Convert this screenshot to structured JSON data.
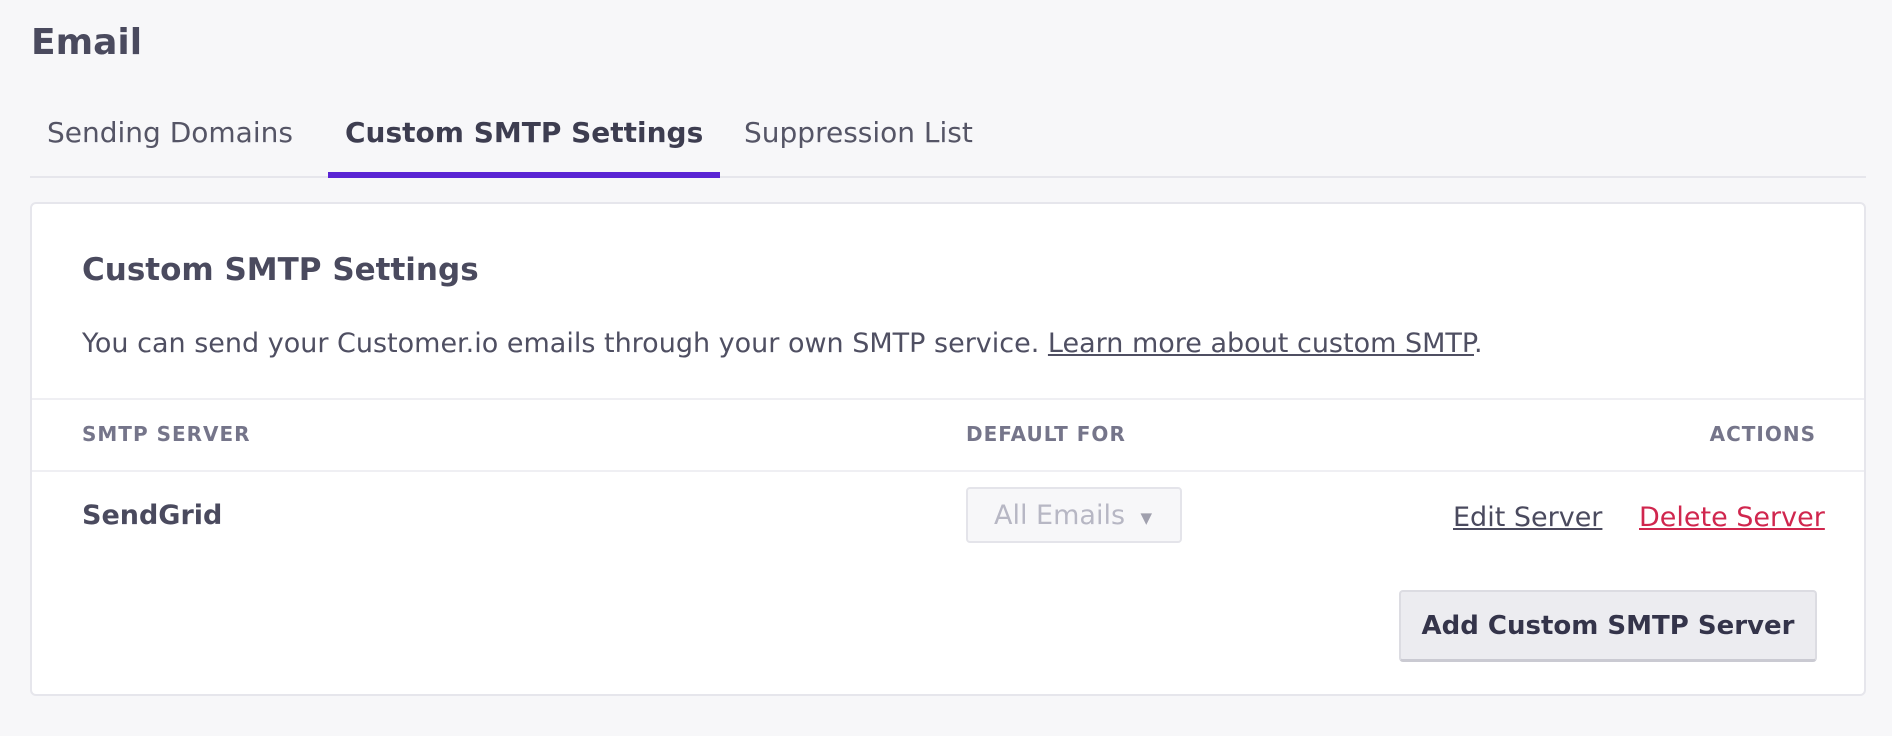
{
  "page": {
    "title": "Email"
  },
  "tabs": [
    {
      "label": "Sending Domains",
      "active": false
    },
    {
      "label": "Custom SMTP Settings",
      "active": true
    },
    {
      "label": "Suppression List",
      "active": false
    }
  ],
  "card": {
    "title": "Custom SMTP Settings",
    "description": "You can send your Customer.io emails through your own SMTP service.",
    "learn_more_link": "Learn more about custom SMTP",
    "description_end": "."
  },
  "table": {
    "headers": [
      "SMTP SERVER",
      "DEFAULT FOR",
      "ACTIONS"
    ],
    "rows": [
      {
        "server": "SendGrid",
        "default_for": "All Emails",
        "edit_label": "Edit Server",
        "delete_label": "Delete Server"
      }
    ]
  },
  "add_button_label": "Add Custom SMTP Server",
  "colors": {
    "accent": "#5a24d4",
    "danger": "#d0264e",
    "background": "#f7f7f9"
  },
  "icons": {
    "select_caret": "caret-down-icon"
  }
}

────────

Extract all lines from the material above that include the word "title".

    "title": "Email"
    "title": "Custom SMTP Settings",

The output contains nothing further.